== MATERIAL SHOWN ==
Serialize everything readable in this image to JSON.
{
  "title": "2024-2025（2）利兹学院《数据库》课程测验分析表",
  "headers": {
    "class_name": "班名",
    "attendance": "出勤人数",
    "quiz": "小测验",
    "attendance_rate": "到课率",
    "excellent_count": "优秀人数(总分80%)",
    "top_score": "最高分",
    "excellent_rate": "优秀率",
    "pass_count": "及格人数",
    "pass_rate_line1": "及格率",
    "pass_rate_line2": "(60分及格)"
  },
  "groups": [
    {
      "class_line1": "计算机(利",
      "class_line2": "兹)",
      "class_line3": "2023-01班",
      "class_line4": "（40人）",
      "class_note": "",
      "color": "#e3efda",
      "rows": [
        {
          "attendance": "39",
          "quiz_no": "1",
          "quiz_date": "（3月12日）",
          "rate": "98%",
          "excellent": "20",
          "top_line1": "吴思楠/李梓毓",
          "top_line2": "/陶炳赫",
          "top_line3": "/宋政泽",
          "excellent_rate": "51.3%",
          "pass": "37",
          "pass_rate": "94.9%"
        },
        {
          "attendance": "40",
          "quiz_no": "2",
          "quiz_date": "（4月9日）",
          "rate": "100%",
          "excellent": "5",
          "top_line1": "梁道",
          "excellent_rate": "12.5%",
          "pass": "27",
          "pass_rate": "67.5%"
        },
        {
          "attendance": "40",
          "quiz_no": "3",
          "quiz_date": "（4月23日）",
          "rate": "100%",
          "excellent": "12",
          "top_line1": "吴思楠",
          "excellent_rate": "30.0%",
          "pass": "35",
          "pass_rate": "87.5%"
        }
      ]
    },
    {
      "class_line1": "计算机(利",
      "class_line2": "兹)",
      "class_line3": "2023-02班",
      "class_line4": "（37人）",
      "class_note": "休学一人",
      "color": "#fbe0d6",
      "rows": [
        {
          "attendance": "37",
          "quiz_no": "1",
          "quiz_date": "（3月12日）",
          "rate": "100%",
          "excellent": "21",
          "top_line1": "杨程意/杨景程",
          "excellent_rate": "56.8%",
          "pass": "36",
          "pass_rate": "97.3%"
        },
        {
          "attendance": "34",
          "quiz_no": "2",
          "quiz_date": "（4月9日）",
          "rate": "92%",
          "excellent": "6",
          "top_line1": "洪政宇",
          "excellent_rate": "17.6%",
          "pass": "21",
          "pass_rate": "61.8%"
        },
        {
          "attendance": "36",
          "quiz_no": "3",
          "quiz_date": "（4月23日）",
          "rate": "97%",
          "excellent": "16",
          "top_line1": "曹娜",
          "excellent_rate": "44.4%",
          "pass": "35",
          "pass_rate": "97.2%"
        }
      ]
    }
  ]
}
===
(TASK BRIEF)
Reproduce the data in full, exactly as presented.

(RESULT OF THE TASK)
Serialize everything readable in this image to JSON.
{
  "title": "2024-2025（2）利兹学院《数据库》课程测验分析表",
  "headers": {
    "class_name": "班名",
    "attendance": "出勤人数",
    "quiz": "小测验",
    "attendance_rate": "到课率",
    "excellent_count": "优秀人数(总分80%)",
    "top_score": "最高分",
    "excellent_rate": "优秀率",
    "pass_count": "及格人数",
    "pass_rate_line1": "及格率",
    "pass_rate_line2": "(60分及格)"
  },
  "groups": [
    {
      "class_line1": "计算机(利",
      "class_line2": "兹)",
      "class_line3": "2023-01班",
      "class_line4": "（40人）",
      "class_note": "",
      "color": "#e3efda",
      "rows": [
        {
          "attendance": "39",
          "quiz_no": "1",
          "quiz_date": "（3月12日）",
          "rate": "98%",
          "excellent": "20",
          "top_line1": "吴思楠/李梓毓",
          "top_line2": "/陶炳赫",
          "top_line3": "/宋政泽",
          "excellent_rate": "51.3%",
          "pass": "37",
          "pass_rate": "94.9%"
        },
        {
          "attendance": "40",
          "quiz_no": "2",
          "quiz_date": "（4月9日）",
          "rate": "100%",
          "excellent": "5",
          "top_line1": "梁道",
          "excellent_rate": "12.5%",
          "pass": "27",
          "pass_rate": "67.5%"
        },
        {
          "attendance": "40",
          "quiz_no": "3",
          "quiz_date": "（4月23日）",
          "rate": "100%",
          "excellent": "12",
          "top_line1": "吴思楠",
          "excellent_rate": "30.0%",
          "pass": "35",
          "pass_rate": "87.5%"
        }
      ]
    },
    {
      "class_line1": "计算机(利",
      "class_line2": "兹)",
      "class_line3": "2023-02班",
      "class_line4": "（37人）",
      "class_note": "休学一人",
      "color": "#fbe0d6",
      "rows": [
        {
          "attendance": "37",
          "quiz_no": "1",
          "quiz_date": "（3月12日）",
          "rate": "100%",
          "excellent": "21",
          "top_line1": "杨程意/杨景程",
          "excellent_rate": "56.8%",
          "pass": "36",
          "pass_rate": "97.3%"
        },
        {
          "attendance": "34",
          "quiz_no": "2",
          "quiz_date": "（4月9日）",
          "rate": "92%",
          "excellent": "6",
          "top_line1": "洪政宇",
          "excellent_rate": "17.6%",
          "pass": "21",
          "pass_rate": "61.8%"
        },
        {
          "attendance": "36",
          "quiz_no": "3",
          "quiz_date": "（4月23日）",
          "rate": "97%",
          "excellent": "16",
          "top_line1": "曹娜",
          "excellent_rate": "44.4%",
          "pass": "35",
          "pass_rate": "97.2%"
        }
      ]
    }
  ]
}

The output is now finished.